# Start of Material supplied

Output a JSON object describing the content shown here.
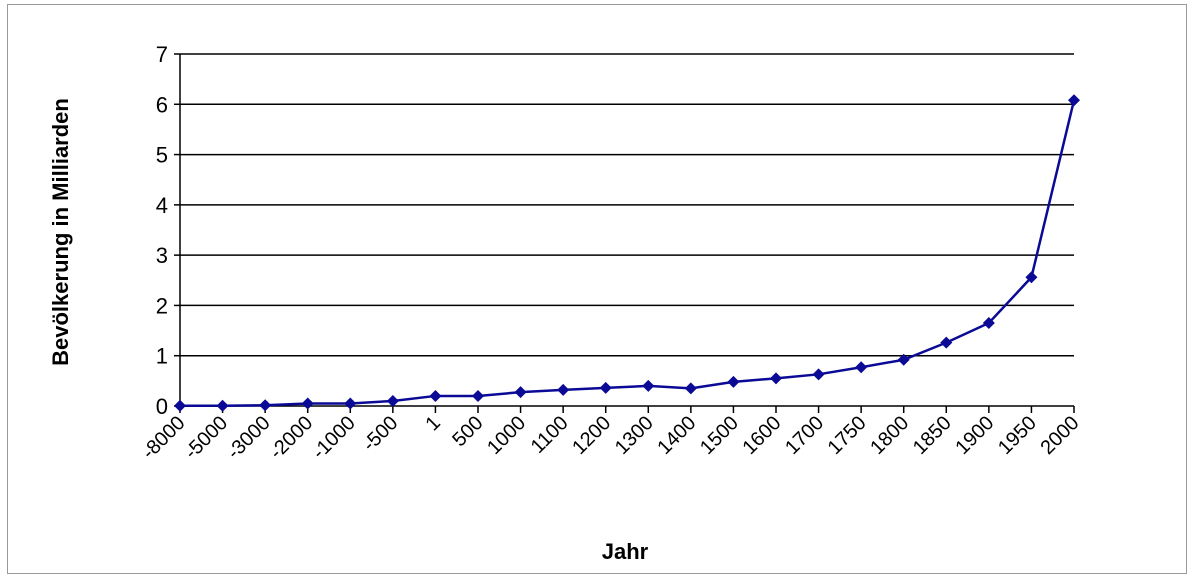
{
  "chart_data": {
    "type": "line",
    "xlabel": "Jahr",
    "ylabel": "Bevölkerung in Milliarden",
    "ylim": [
      0,
      7
    ],
    "yticks": [
      "0",
      "1",
      "2",
      "3",
      "4",
      "5",
      "6",
      "7"
    ],
    "grid": true,
    "legend": "none",
    "line_color": "#0a0a96",
    "categories": [
      "-8000",
      "-5000",
      "-3000",
      "-2000",
      "-1000",
      "-500",
      "1",
      "500",
      "1000",
      "1100",
      "1200",
      "1300",
      "1400",
      "1500",
      "1600",
      "1700",
      "1750",
      "1800",
      "1850",
      "1900",
      "1950",
      "2000"
    ],
    "series": [
      {
        "values": [
          0.005,
          0.005,
          0.014,
          0.05,
          0.05,
          0.1,
          0.2,
          0.2,
          0.275,
          0.32,
          0.36,
          0.4,
          0.35,
          0.48,
          0.55,
          0.63,
          0.77,
          0.92,
          1.26,
          1.65,
          2.56,
          6.08
        ]
      }
    ]
  }
}
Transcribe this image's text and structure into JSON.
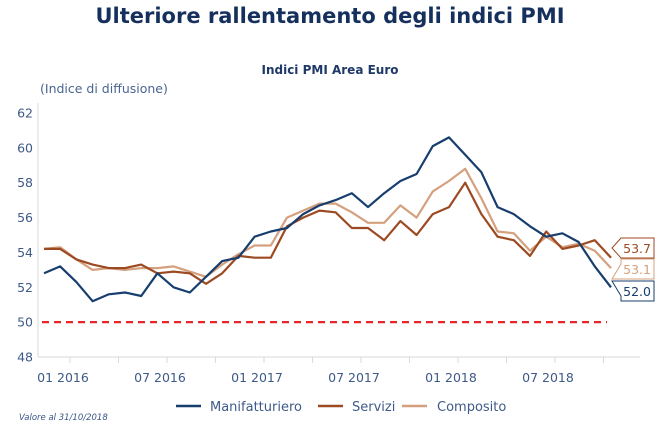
{
  "header": {
    "title": "Ulteriore rallentamento degli indici PMI"
  },
  "footnote": "Valore al 31/10/2018",
  "chart_data": {
    "type": "line",
    "title": "Indici PMI Area Euro",
    "ylabel": "(Indice di diffusione)",
    "xlabel": "",
    "ylim": [
      48,
      62
    ],
    "yticks": [
      48,
      50,
      52,
      54,
      56,
      58,
      60,
      62
    ],
    "xtick_labels": [
      "01 2016",
      "07 2016",
      "01 2017",
      "07 2017",
      "01 2018",
      "07 2018"
    ],
    "x": [
      "11 2015",
      "12 2015",
      "01 2016",
      "02 2016",
      "03 2016",
      "04 2016",
      "05 2016",
      "06 2016",
      "07 2016",
      "08 2016",
      "09 2016",
      "10 2016",
      "11 2016",
      "12 2016",
      "01 2017",
      "02 2017",
      "03 2017",
      "04 2017",
      "05 2017",
      "06 2017",
      "07 2017",
      "08 2017",
      "09 2017",
      "10 2017",
      "11 2017",
      "12 2017",
      "01 2018",
      "02 2018",
      "03 2018",
      "04 2018",
      "05 2018",
      "06 2018",
      "07 2018",
      "08 2018",
      "09 2018",
      "10 2018"
    ],
    "grid": false,
    "legend_position": "bottom",
    "reference_line": {
      "value": 50,
      "color": "#e8262a",
      "style": "dashed"
    },
    "series": [
      {
        "name": "Manifatturiero",
        "color": "#173e6e",
        "end_label": "52.0",
        "values": [
          52.8,
          53.2,
          52.3,
          51.2,
          51.6,
          51.7,
          51.5,
          52.8,
          52.0,
          51.7,
          52.6,
          53.5,
          53.7,
          54.9,
          55.2,
          55.4,
          56.2,
          56.7,
          57.0,
          57.4,
          56.6,
          57.4,
          58.1,
          58.5,
          60.1,
          60.6,
          59.6,
          58.6,
          56.6,
          56.2,
          55.5,
          54.9,
          55.1,
          54.6,
          53.2,
          52.0
        ]
      },
      {
        "name": "Servizi",
        "color": "#9c4a22",
        "end_label": "53.7",
        "values": [
          54.2,
          54.2,
          53.6,
          53.3,
          53.1,
          53.1,
          53.3,
          52.8,
          52.9,
          52.8,
          52.2,
          52.8,
          53.8,
          53.7,
          53.7,
          55.5,
          56.0,
          56.4,
          56.3,
          55.4,
          55.4,
          54.7,
          55.8,
          55.0,
          56.2,
          56.6,
          58.0,
          56.2,
          54.9,
          54.7,
          53.8,
          55.2,
          54.2,
          54.4,
          54.7,
          53.7
        ]
      },
      {
        "name": "Composito",
        "color": "#d4a07e",
        "end_label": "53.1",
        "values": [
          54.2,
          54.3,
          53.6,
          53.0,
          53.1,
          53.0,
          53.1,
          53.1,
          53.2,
          52.9,
          52.6,
          53.3,
          53.9,
          54.4,
          54.4,
          56.0,
          56.4,
          56.8,
          56.8,
          56.3,
          55.7,
          55.7,
          56.7,
          56.0,
          57.5,
          58.1,
          58.8,
          57.1,
          55.2,
          55.1,
          54.1,
          54.9,
          54.3,
          54.5,
          54.1,
          53.1
        ]
      }
    ]
  }
}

# End of Material supplied

What is being asked:
All records must be output exactly as they are, except for the pictures, which are left out.

Exercise output:
Output a JSON object describing the content shown here.
{
  "chart_data": {
    "type": "line",
    "xlabel": "Jahr",
    "ylabel": "Bevölkerung in Milliarden",
    "ylim": [
      0,
      7
    ],
    "yticks": [
      "0",
      "1",
      "2",
      "3",
      "4",
      "5",
      "6",
      "7"
    ],
    "grid": true,
    "legend": "none",
    "line_color": "#0a0a96",
    "categories": [
      "-8000",
      "-5000",
      "-3000",
      "-2000",
      "-1000",
      "-500",
      "1",
      "500",
      "1000",
      "1100",
      "1200",
      "1300",
      "1400",
      "1500",
      "1600",
      "1700",
      "1750",
      "1800",
      "1850",
      "1900",
      "1950",
      "2000"
    ],
    "series": [
      {
        "values": [
          0.005,
          0.005,
          0.014,
          0.05,
          0.05,
          0.1,
          0.2,
          0.2,
          0.275,
          0.32,
          0.36,
          0.4,
          0.35,
          0.48,
          0.55,
          0.63,
          0.77,
          0.92,
          1.26,
          1.65,
          2.56,
          6.08
        ]
      }
    ]
  }
}
Transcribe this image's text and structure into JSON.
{
  "header": {
    "title": "Ulteriore rallentamento degli indici PMI"
  },
  "footnote": "Valore al 31/10/2018",
  "chart_data": {
    "type": "line",
    "title": "Indici PMI Area Euro",
    "ylabel": "(Indice di diffusione)",
    "xlabel": "",
    "ylim": [
      48,
      62
    ],
    "yticks": [
      48,
      50,
      52,
      54,
      56,
      58,
      60,
      62
    ],
    "xtick_labels": [
      "01 2016",
      "07 2016",
      "01 2017",
      "07 2017",
      "01 2018",
      "07 2018"
    ],
    "x": [
      "11 2015",
      "12 2015",
      "01 2016",
      "02 2016",
      "03 2016",
      "04 2016",
      "05 2016",
      "06 2016",
      "07 2016",
      "08 2016",
      "09 2016",
      "10 2016",
      "11 2016",
      "12 2016",
      "01 2017",
      "02 2017",
      "03 2017",
      "04 2017",
      "05 2017",
      "06 2017",
      "07 2017",
      "08 2017",
      "09 2017",
      "10 2017",
      "11 2017",
      "12 2017",
      "01 2018",
      "02 2018",
      "03 2018",
      "04 2018",
      "05 2018",
      "06 2018",
      "07 2018",
      "08 2018",
      "09 2018",
      "10 2018"
    ],
    "grid": false,
    "legend_position": "bottom",
    "reference_line": {
      "value": 50,
      "color": "#e8262a",
      "style": "dashed"
    },
    "series": [
      {
        "name": "Manifatturiero",
        "color": "#173e6e",
        "end_label": "52.0",
        "values": [
          52.8,
          53.2,
          52.3,
          51.2,
          51.6,
          51.7,
          51.5,
          52.8,
          52.0,
          51.7,
          52.6,
          53.5,
          53.7,
          54.9,
          55.2,
          55.4,
          56.2,
          56.7,
          57.0,
          57.4,
          56.6,
          57.4,
          58.1,
          58.5,
          60.1,
          60.6,
          59.6,
          58.6,
          56.6,
          56.2,
          55.5,
          54.9,
          55.1,
          54.6,
          53.2,
          52.0
        ]
      },
      {
        "name": "Servizi",
        "color": "#9c4a22",
        "end_label": "53.7",
        "values": [
          54.2,
          54.2,
          53.6,
          53.3,
          53.1,
          53.1,
          53.3,
          52.8,
          52.9,
          52.8,
          52.2,
          52.8,
          53.8,
          53.7,
          53.7,
          55.5,
          56.0,
          56.4,
          56.3,
          55.4,
          55.4,
          54.7,
          55.8,
          55.0,
          56.2,
          56.6,
          58.0,
          56.2,
          54.9,
          54.7,
          53.8,
          55.2,
          54.2,
          54.4,
          54.7,
          53.7
        ]
      },
      {
        "name": "Composito",
        "color": "#d4a07e",
        "end_label": "53.1",
        "values": [
          54.2,
          54.3,
          53.6,
          53.0,
          53.1,
          53.0,
          53.1,
          53.1,
          53.2,
          52.9,
          52.6,
          53.3,
          53.9,
          54.4,
          54.4,
          56.0,
          56.4,
          56.8,
          56.8,
          56.3,
          55.7,
          55.7,
          56.7,
          56.0,
          57.5,
          58.1,
          58.8,
          57.1,
          55.2,
          55.1,
          54.1,
          54.9,
          54.3,
          54.5,
          54.1,
          53.1
        ]
      }
    ]
  }
}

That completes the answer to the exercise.